(Labeled box records)

>>>>>

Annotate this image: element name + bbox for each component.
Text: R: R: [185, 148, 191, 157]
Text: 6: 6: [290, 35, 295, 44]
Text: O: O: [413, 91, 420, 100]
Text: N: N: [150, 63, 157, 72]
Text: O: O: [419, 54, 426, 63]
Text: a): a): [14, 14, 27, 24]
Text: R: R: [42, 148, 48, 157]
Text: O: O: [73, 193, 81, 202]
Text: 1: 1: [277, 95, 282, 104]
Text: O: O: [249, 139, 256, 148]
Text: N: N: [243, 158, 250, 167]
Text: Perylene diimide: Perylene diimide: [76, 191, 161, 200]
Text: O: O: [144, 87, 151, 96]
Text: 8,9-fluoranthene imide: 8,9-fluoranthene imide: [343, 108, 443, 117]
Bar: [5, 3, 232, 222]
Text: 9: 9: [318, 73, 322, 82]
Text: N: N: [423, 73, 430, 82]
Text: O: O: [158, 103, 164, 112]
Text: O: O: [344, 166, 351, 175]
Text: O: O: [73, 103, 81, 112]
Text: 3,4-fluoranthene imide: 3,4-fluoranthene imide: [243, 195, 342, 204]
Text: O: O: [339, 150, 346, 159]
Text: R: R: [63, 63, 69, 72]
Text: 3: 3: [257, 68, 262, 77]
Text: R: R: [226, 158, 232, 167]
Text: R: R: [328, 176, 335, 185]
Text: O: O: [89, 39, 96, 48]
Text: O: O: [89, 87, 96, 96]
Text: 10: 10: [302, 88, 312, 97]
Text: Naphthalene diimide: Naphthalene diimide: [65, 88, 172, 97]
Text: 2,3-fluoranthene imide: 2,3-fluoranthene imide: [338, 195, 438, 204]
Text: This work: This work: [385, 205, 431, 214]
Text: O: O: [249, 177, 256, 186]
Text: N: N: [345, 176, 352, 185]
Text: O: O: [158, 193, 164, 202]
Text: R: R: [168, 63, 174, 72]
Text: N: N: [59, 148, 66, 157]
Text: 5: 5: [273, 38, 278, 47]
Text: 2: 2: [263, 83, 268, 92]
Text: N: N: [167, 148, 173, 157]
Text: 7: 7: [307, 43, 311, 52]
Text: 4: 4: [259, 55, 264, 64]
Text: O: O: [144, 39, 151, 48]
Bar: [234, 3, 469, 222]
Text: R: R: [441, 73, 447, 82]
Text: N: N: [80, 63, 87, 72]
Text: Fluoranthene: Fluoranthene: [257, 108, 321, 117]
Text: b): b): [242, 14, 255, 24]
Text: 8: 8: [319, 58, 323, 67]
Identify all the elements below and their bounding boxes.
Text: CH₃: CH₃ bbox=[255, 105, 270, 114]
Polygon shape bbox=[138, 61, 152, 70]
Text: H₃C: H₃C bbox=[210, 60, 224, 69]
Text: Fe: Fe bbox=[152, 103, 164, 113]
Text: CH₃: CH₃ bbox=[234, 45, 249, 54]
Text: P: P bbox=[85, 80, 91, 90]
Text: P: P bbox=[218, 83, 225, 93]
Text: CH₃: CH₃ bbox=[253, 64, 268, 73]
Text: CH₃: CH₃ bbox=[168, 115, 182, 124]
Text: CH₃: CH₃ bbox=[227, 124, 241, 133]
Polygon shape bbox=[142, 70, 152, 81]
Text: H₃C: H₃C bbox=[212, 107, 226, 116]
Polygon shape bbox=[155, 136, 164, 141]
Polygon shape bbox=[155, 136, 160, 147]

<<<<<

■ Exercise: Please list every line in the entries above that contains the string "diimide".

■ Written response:
Text: Perylene diimide: Perylene diimide: [76, 191, 161, 200]
Text: Naphthalene diimide: Naphthalene diimide: [65, 88, 172, 97]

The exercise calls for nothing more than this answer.